:: Goal ::
Below are some entries. Copy each line that holds the string "BOUSSOUAR".

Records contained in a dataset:
** Start **

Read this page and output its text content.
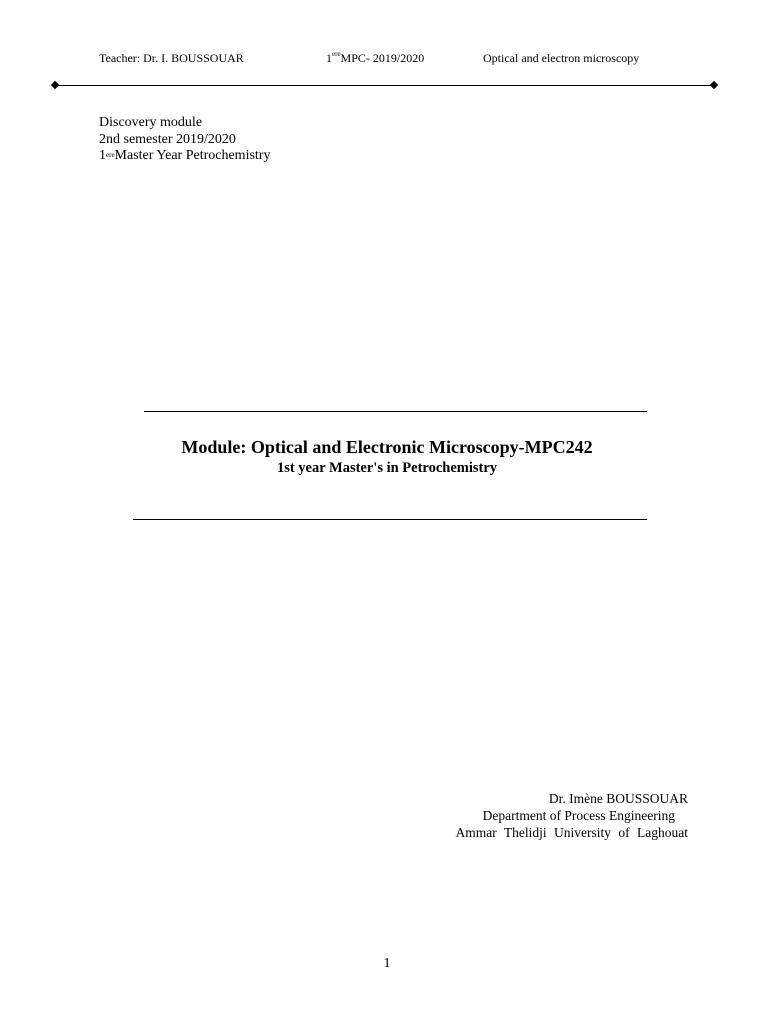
Teacher: Dr. I. BOUSSOUAR	1ereMPC- 2019/2020	Optical and electron microscopy
Discovery module
2nd semester 2019/2020
1ereMaster Year Petrochemistry
Module: Optical and Electronic Microscopy-MPC242
1st year Master's in Petrochemistry
Dr. Imène BOUSSOUAR
Department of Process Engineering
Ammar Thelidji University of Laghouat
1
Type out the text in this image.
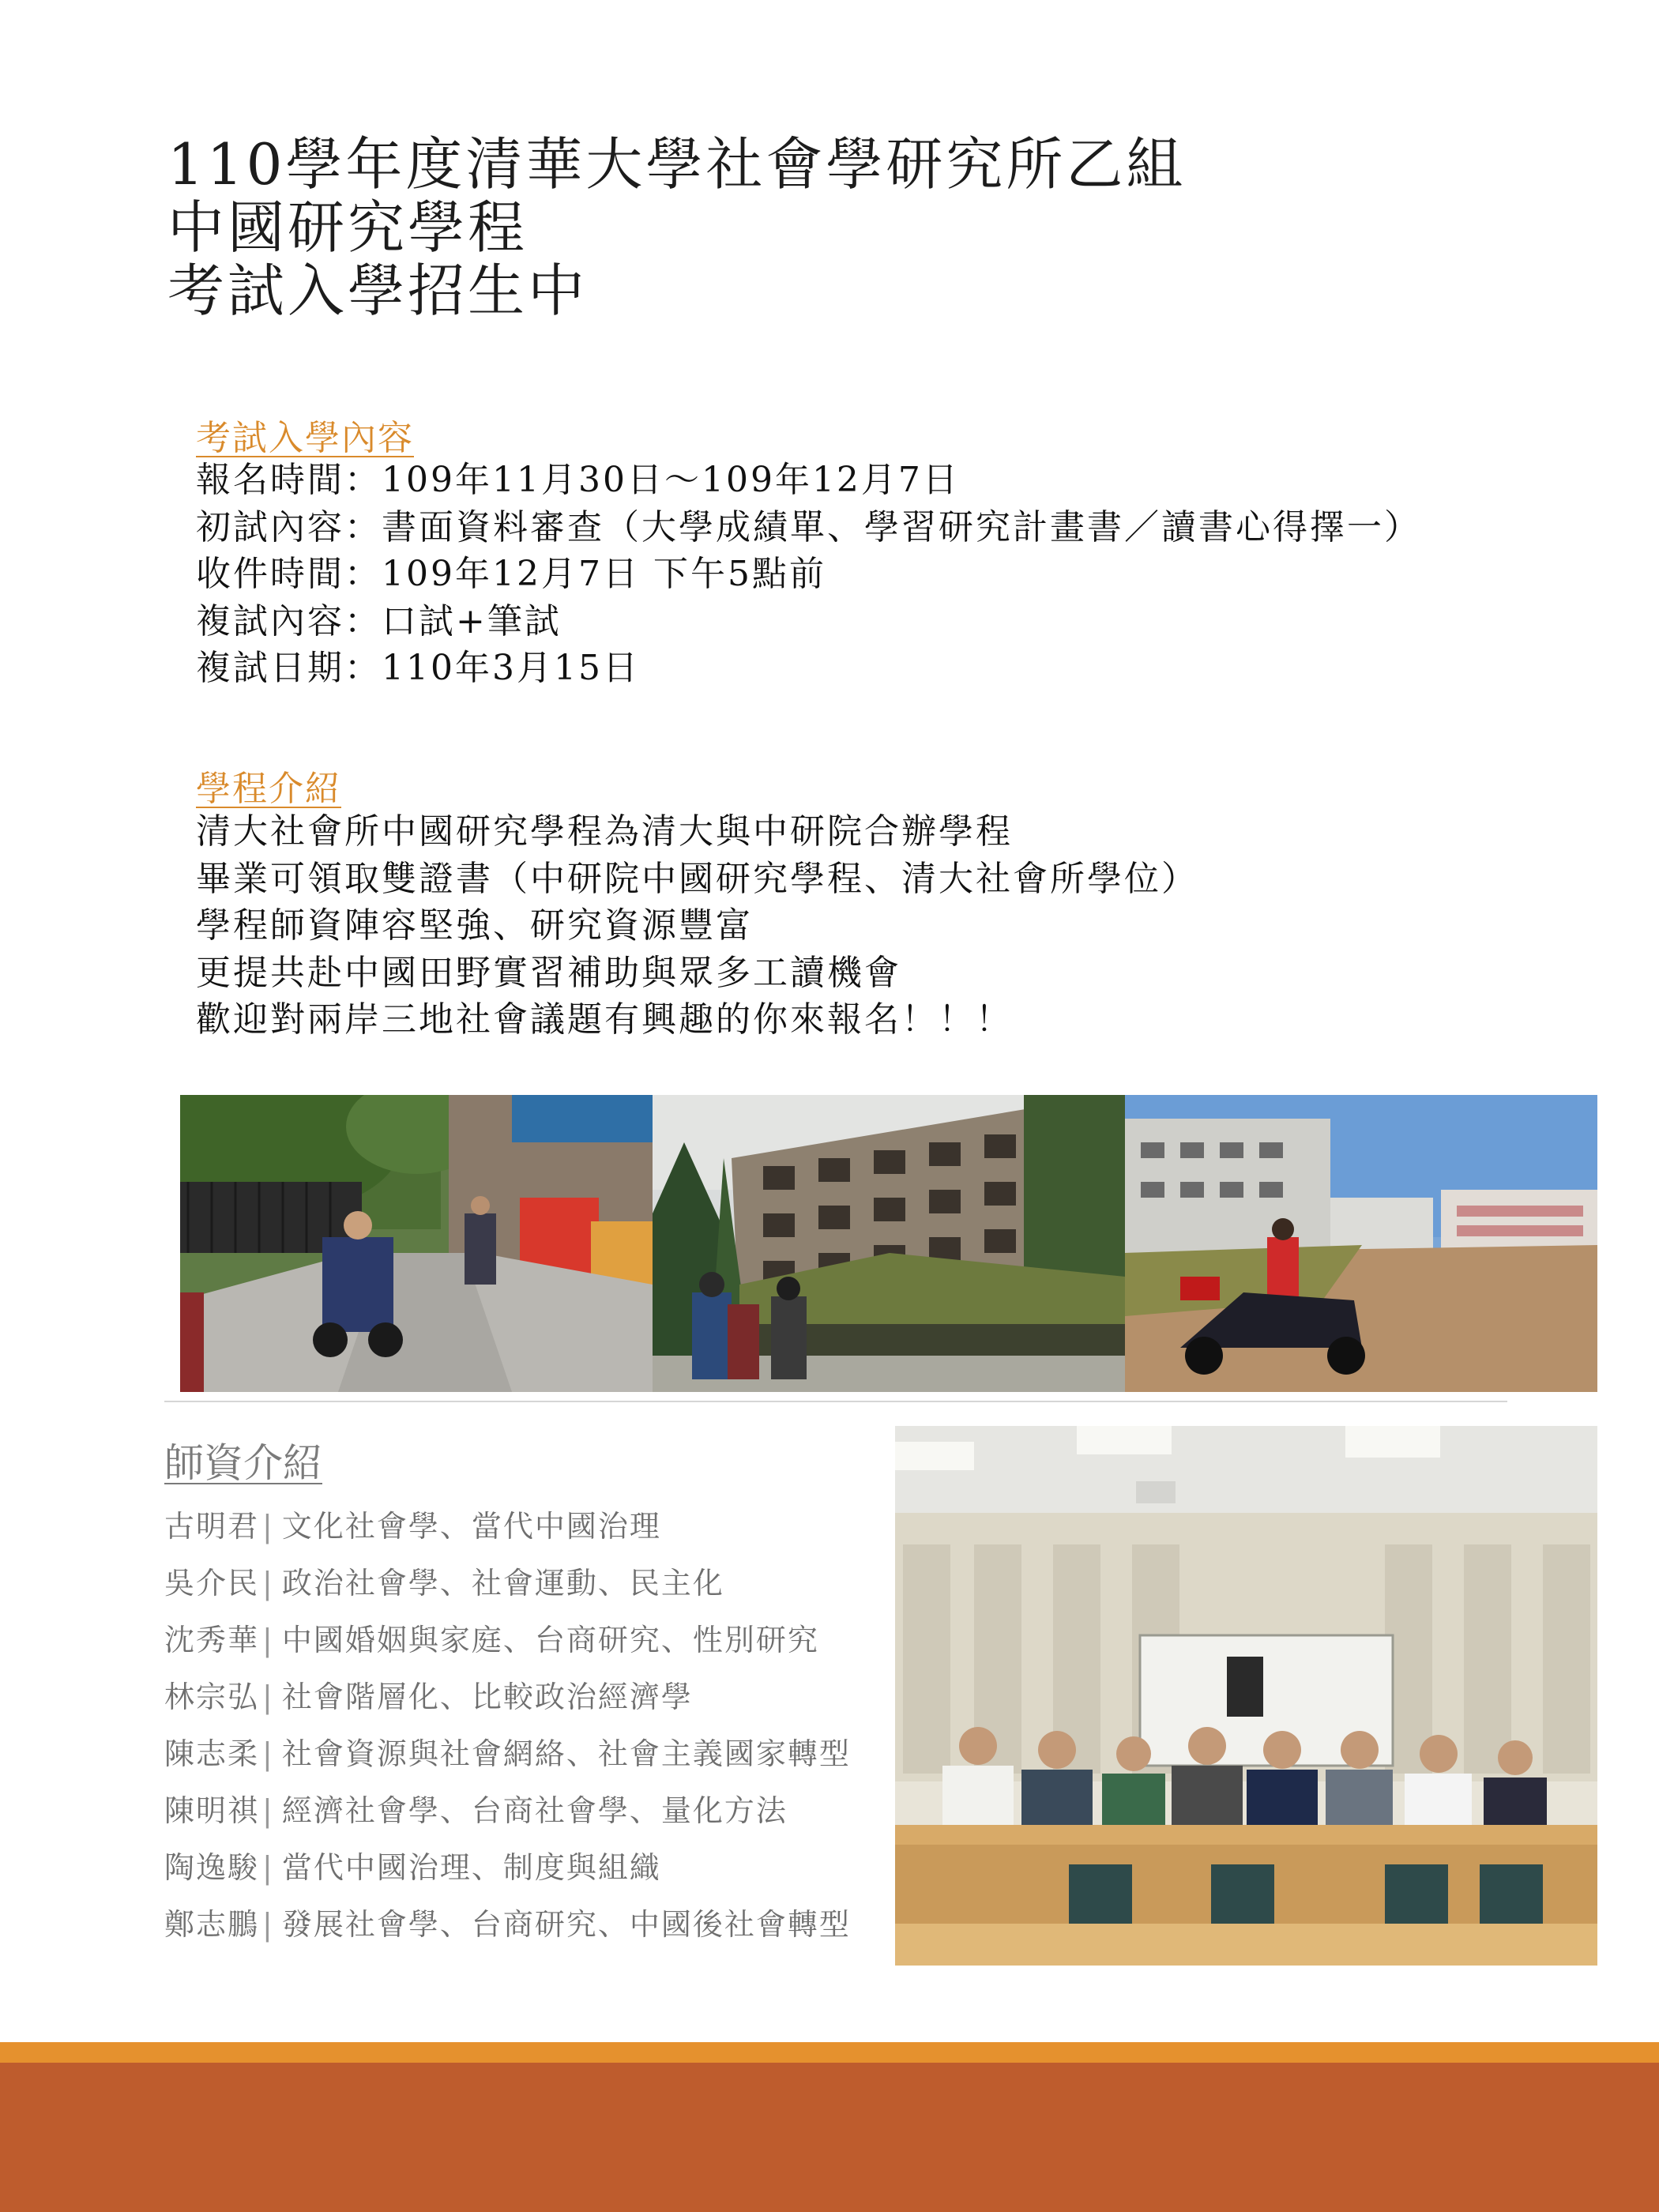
110學年度清華大學社會學研究所乙組
中國研究學程
考試入學招生中
考試入學內容
報名時間：109年11月30日～109年12月7日
初試內容：書面資料審查（大學成績單、學習研究計畫書／讀書心得擇一）
收件時間：109年12月7日 下午5點前
複試內容：口試+筆試
複試日期：110年3月15日
學程介紹
清大社會所中國研究學程為清大與中研院合辦學程
畢業可領取雙證書（中研院中國研究學程、清大社會所學位）
學程師資陣容堅強、研究資源豐富
更提共赴中國田野實習補助與眾多工讀機會
歡迎對兩岸三地社會議題有興趣的你來報名！！！
師資介紹
古明君 | 文化社會學、當代中國治理
吳介民 | 政治社會學、社會運動、民主化
沈秀華 | 中國婚姻與家庭、台商研究、性別研究
林宗弘 | 社會階層化、比較政治經濟學
陳志柔 | 社會資源與社會網絡、社會主義國家轉型
陳明祺 | 經濟社會學、台商社會學、量化方法
陶逸駿 | 當代中國治理、制度與組織
鄭志鵬 | 發展社會學、台商研究、中國後社會轉型
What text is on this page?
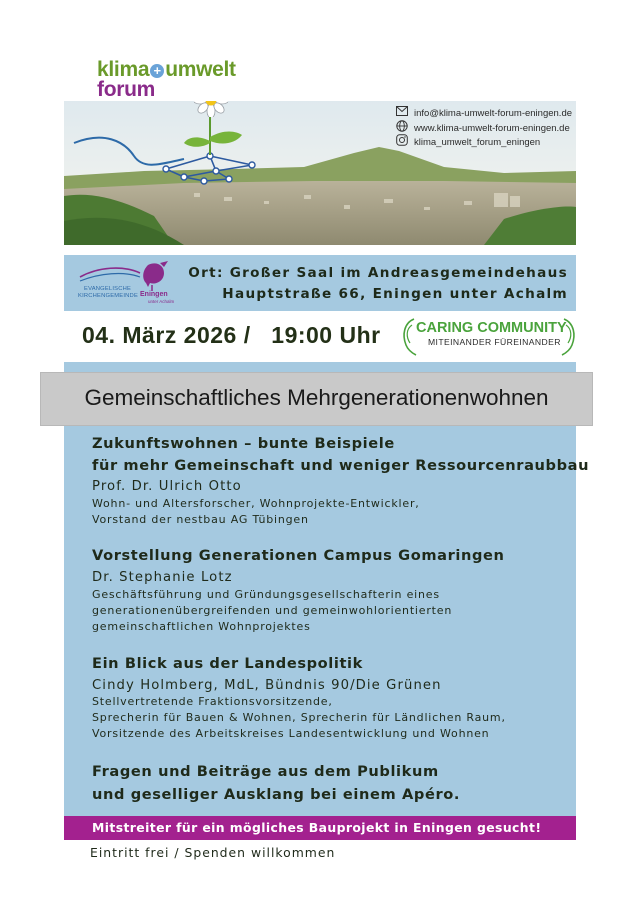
klima + umwelt
forum
info@klima-umwelt-forum-eningen.de
www.klima-umwelt-forum-eningen.de
klima_umwelt_forum_eningen
EVANGELISCHE
KIRCHENGEMEINDE Eningen
unter Achalm
Ort: Großer Saal im Andreasgemeindehaus
Hauptstraße 66, Eningen unter Achalm
04. März 2026 /   19:00 Uhr CARING COMMUNITY
MITEINANDER FÜREINANDER
Gemeinschaftliches Mehrgenerationenwohnen
Zukunftswohnen – bunte Beispiele
für mehr Gemeinschaft und weniger Ressourcenraubbau
Prof. Dr. Ulrich Otto
Wohn- und Altersforscher, Wohnprojekte-Entwickler,
Vorstand der nestbau AG Tübingen
Vorstellung Generationen Campus Gomaringen
Dr. Stephanie Lotz
Geschäftsführung und Gründungsgesellschafterin eines
generationenübergreifenden und gemeinwohlorientierten
gemeinschaftlichen Wohnprojektes
Ein Blick aus der Landespolitik
Cindy Holmberg, MdL, Bündnis 90/Die Grünen
Stellvertretende Fraktionsvorsitzende,
Sprecherin für Bauen & Wohnen, Sprecherin für Ländlichen Raum,
Vorsitzende des Arbeitskreises Landesentwicklung und Wohnen
Fragen und Beiträge aus dem Publikum
und geselliger Ausklang bei einem Apéro.
Mitstreiter für ein mögliches Bauprojekt in Eningen gesucht!
Eintritt frei / Spenden willkommen
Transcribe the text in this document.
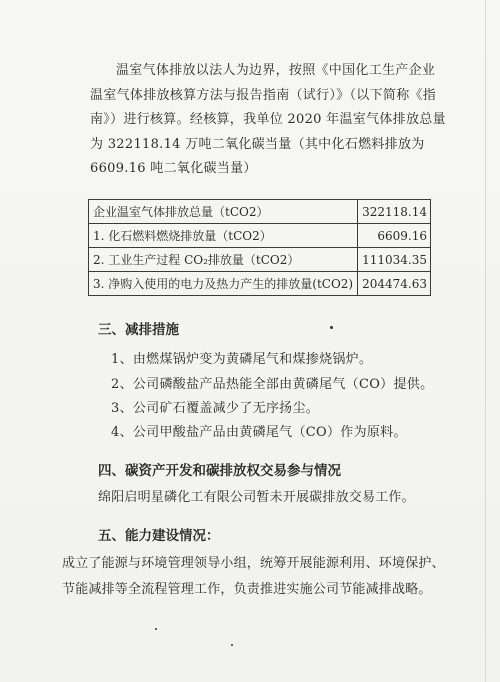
温室气体排放以法人为边界，按照《中国化工生产企业
温室气体排放核算方法与报告指南（试行）》（以下简称《指
南》）进行核算。经核算，我单位 2020 年温室气体排放总量
为 322118.14 万吨二氧化碳当量（其中化石燃料排放为
6609.16 吨二氧化碳当量）
企业温室气体排放总量（tCO2）	322118.14
1. 化石燃料燃烧排放量（tCO2）	6609.16
2. 工业生产过程 CO₂排放量（tCO2）	111034.35
3. 净购入使用的电力及热力产生的排放量(tCO2)	204474.63
三、减排措施
1、由燃煤锅炉变为黄磷尾气和煤掺烧锅炉。
2、公司磷酸盐产品热能全部由黄磷尾气（CO）提供。
3、公司矿石覆盖减少了无序扬尘。
4、公司甲酸盐产品由黄磷尾气（CO）作为原料。
四、碳资产开发和碳排放权交易参与情况
绵阳启明星磷化工有限公司暂未开展碳排放交易工作。
五、能力建设情况：
成立了能源与环境管理领导小组，统筹开展能源利用、环境保护、
节能减排等全流程管理工作，负责推进实施公司节能减排战略。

** End **

:: Written solution ::
Teacher: Dr. I. BOUSSOUAR	1ereMPC- 2019/2020	Optical and electron microscopy
Dr. Imène BOUSSOUAR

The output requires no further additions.